TASK TO COMPLETE:
Copy nothing but the lines running from the one containing "Extract all readable text from this page." through the end of the listing below. Drop the pictures.

[Recorded data]

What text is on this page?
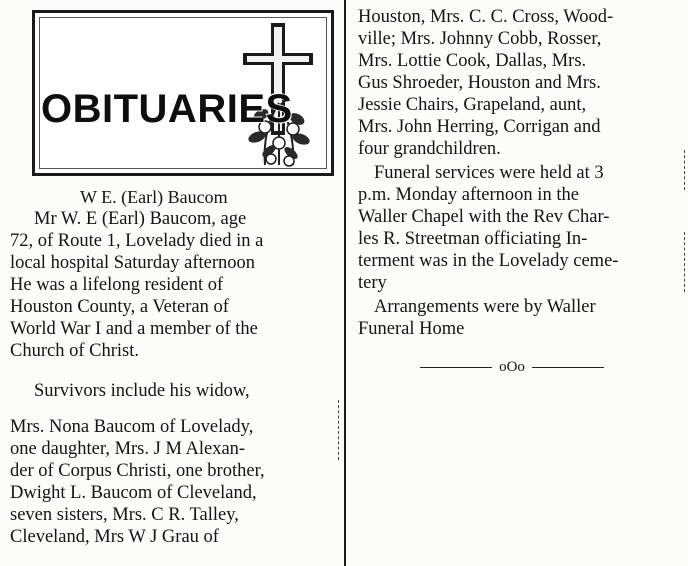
OBITUARIES
W E. (Earl) Baucom
Mr W. E (Earl) Baucom, age
72, of Route 1, Lovelady died in a
local hospital Saturday afternoon
He was a lifelong resident of
Houston County, a Veteran of
World War I and a member of the
Church of Christ.
Survivors include his widow,
Mrs. Nona Baucom of Lovelady,
one daughter, Mrs. J M Alexan-
der of Corpus Christi, one brother,
Dwight L. Baucom of Cleveland,
seven sisters, Mrs. C R. Talley,
Cleveland, Mrs W J Grau of
Houston, Mrs. C. C. Cross, Wood-
ville; Mrs. Johnny Cobb, Rosser,
Mrs. Lottie Cook, Dallas, Mrs.
Gus Shroeder, Houston and Mrs.
Jessie Chairs, Grapeland, aunt,
Mrs. John Herring, Corrigan and
four grandchildren.
Funeral services were held at 3
p.m. Monday afternoon in the
Waller Chapel with the Rev Char-
les R. Streetman officiating In-
terment was in the Lovelady ceme-
tery
Arrangements were by Waller
Funeral Home
oOo
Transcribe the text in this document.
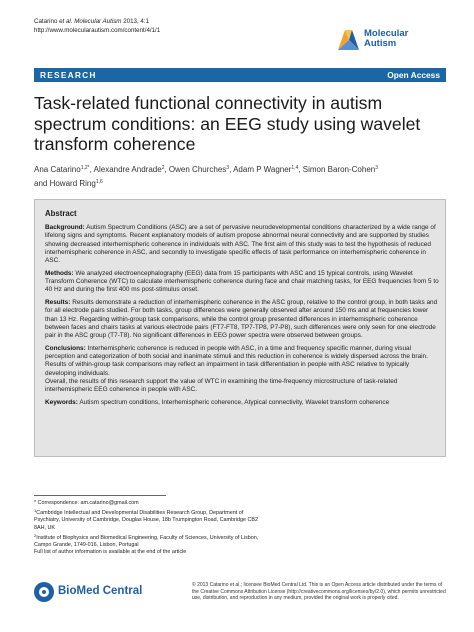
Catarino et al. Molecular Autism 2013, 4:1
http://www.molecularautism.com/content/4/1/1	Molecular
Autism
RESEARCH	Open Access
Task-related functional connectivity in autism spectrum conditions: an EEG study using wavelet transform coherence
Ana Catarino$^{1,2*}$, Alexandre Andrade$^2$, Owen Churches$^3$, Adam P Wagner$^{1,4}$, Simon Baron-Cohen$^3$
and Howard Ring$^{1,6}$
Abstract

Background: Autism Spectrum Conditions (ASC) are a set of pervasive neurodevelopmental conditions characterized by a wide range of lifelong signs and symptoms. Recent explanatory models of autism propose abnormal neural connectivity and are supported by studies showing decreased interhemispheric coherence in individuals with ASC. The first aim of this study was to test the hypothesis of reduced interhemispheric coherence in ASC, and secondly to investigate specific effects of task performance on interhemispheric coherence in ASC.

Methods: We analyzed electroencephalography (EEG) data from 15 participants with ASC and 15 typical controls, using Wavelet Transform Coherence (WTC) to calculate interhemispheric coherence during face and chair matching tasks, for EEG frequencies from 5 to 40 Hz and during the first 400 ms post-stimulus onset.

Results: Results demonstrate a reduction of interhemispheric coherence in the ASC group, relative to the control group, in both tasks and for all electrode pairs studied. For both tasks, group differences were generally observed after around 150 ms and at frequencies lower than 13 Hz. Regarding within-group task comparisons, while the control group presented differences in interhemispheric coherence between faces and chairs tasks at various electrode pairs (FT7-FT8, TP7-TP8, P7-P8), such differences were only seen for one electrode pair in the ASC group (T7-T8). No significant differences in EEG power spectra were observed between groups.

Conclusions: Interhemispheric coherence is reduced in people with ASC, in a time and frequency specific manner, during visual perception and categorization of both social and inanimate stimuli and this reduction in coherence is widely dispersed across the brain.

Results of within-group task comparisons may reflect an impairment in task differentiation in people with ASC relative to typically developing individuals.

Overall, the results of this research support the value of WTC in examining the time-frequency microstructure of task-related interhemispheric EEG coherence in people with ASC.

Keywords: Autism spectrum conditions, Interhemispheric coherence, Atypical connectivity, Wavelet transform coherence

* Correspondence: am.catarino@gmail.com
$^1$Cambridge Intellectual and Developmental Disabilities Research Group, Department of Psychiatry, University of Cambridge, Douglas House, 18b Trumpington Road, Cambridge CB2 8AH, UK
$^2$Institute of Biophysics and Biomedical Engineering, Faculty of Sciences, University of Lisbon, Campo Grande, 1749-016, Lisbon, Portugal
Full list of author information is available at the end of the article
BioMed Central	© 2013 Catarino et al.; licensee BioMed Central Ltd. This is an Open Access article distributed under the terms of the Creative Commons Attribution License (http://creativecommons.org/licenses/by/2.0), which permits unrestricted use, distribution, and reproduction in any medium, provided the original work is properly cited.
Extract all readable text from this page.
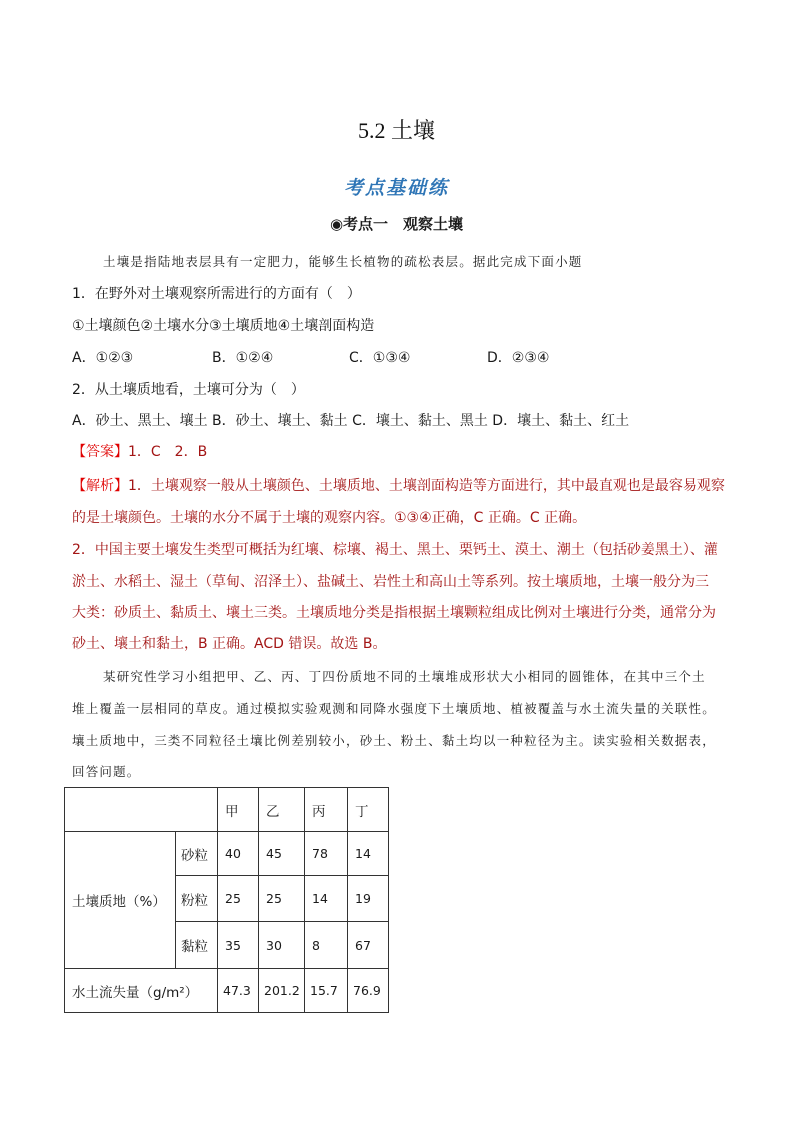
5.2 土壤
考点基础练
◉考点一　观察土壤
土壤是指陆地表层具有一定肥力，能够生长植物的疏松表层。据此完成下面小题
1．在野外对土壤观察所需进行的方面有（　）
①土壤颜色②土壤水分③土壤质地④土壤剖面构造
A．①②③	B．①②④	C．①③④	D．②③④
2．从土壤质地看，土壤可分为（　）
A．砂土、黑土、壤土 B．砂土、壤土、黏土 C．壤土、黏土、黑土 D．壤土、黏土、红土
【答案】1．C　2．B
【解析】1．土壤观察一般从土壤颜色、土壤质地、土壤剖面构造等方面进行，其中最直观也是最容易观察
的是土壤颜色。土壤的水分不属于土壤的观察内容。①③④正确，C 正确。C 正确。
2．中国主要土壤发生类型可概括为红壤、棕壤、褐土、黑土、栗钙土、漠土、潮土（包括砂姜黑土）、灌
淤土、水稻土、湿土（草甸、沼泽土）、盐碱土、岩性土和高山土等系列。按土壤质地，土壤一般分为三
大类：砂质土、黏质土、壤土三类。土壤质地分类是指根据土壤颗粒组成比例对土壤进行分类，通常分为
砂土、壤土和黏土，B 正确。ACD 错误。故选 B。
某研究性学习小组把甲、乙、丙、丁四份质地不同的土壤堆成形状大小相同的圆锥体，在其中三个土
堆上覆盖一层相同的草皮。通过模拟实验观测和同降水强度下土壤质地、植被覆盖与水土流失量的关联性。
壤土质地中，三类不同粒径土壤比例差别较小，砂土、粉土、黏土均以一种粒径为主。读实验相关数据表，
回答问题。
		甲	乙	丙	丁
土壤质地（%）	砂粒	40	45	78	14
	粉粒	25	25	14	19
	黏粒	35	30	8	67
水土流失量（g/m²）		47.3	201.2	15.7	76.9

REPLY TO THE EXERCISE:
Extract all readable text from this page.
5.2 土壤
考点基础练
◉考点一　观察土壤
土壤是指陆地表层具有一定肥力，能够生长植物的疏松表层。据此完成下面小题
1．在野外对土壤观察所需进行的方面有（　）
①土壤颜色②土壤水分③土壤质地④土壤剖面构造
A．①②③	B．①②④	C．①③④	D．②③④
2．从土壤质地看，土壤可分为（　）
A．砂土、黑土、壤土 B．砂土、壤土、黏土 C．壤土、黏土、黑土 D．壤土、黏土、红土
【答案】1．C　2．B
【解析】1．土壤观察一般从土壤颜色、土壤质地、土壤剖面构造等方面进行，其中最直观也是最容易观察
的是土壤颜色。土壤的水分不属于土壤的观察内容。①③④正确，C 正确。C 正确。
2．中国主要土壤发生类型可概括为红壤、棕壤、褐土、黑土、栗钙土、漠土、潮土（包括砂姜黑土）、灌
淤土、水稻土、湿土（草甸、沼泽土）、盐碱土、岩性土和高山土等系列。按土壤质地，土壤一般分为三
大类：砂质土、黏质土、壤土三类。土壤质地分类是指根据土壤颗粒组成比例对土壤进行分类，通常分为
砂土、壤土和黏土，B 正确。ACD 错误。故选 B。
某研究性学习小组把甲、乙、丙、丁四份质地不同的土壤堆成形状大小相同的圆锥体，在其中三个土
堆上覆盖一层相同的草皮。通过模拟实验观测和同降水强度下土壤质地、植被覆盖与水土流失量的关联性。
壤土质地中，三类不同粒径土壤比例差别较小，砂土、粉土、黏土均以一种粒径为主。读实验相关数据表，
回答问题。
		甲	乙	丙	丁
土壤质地（%）	砂粒	40	45	78	14
	粉粒	25	25	14	19
	黏粒	35	30	8	67
水土流失量（g/m²）		47.3	201.2	15.7	76.9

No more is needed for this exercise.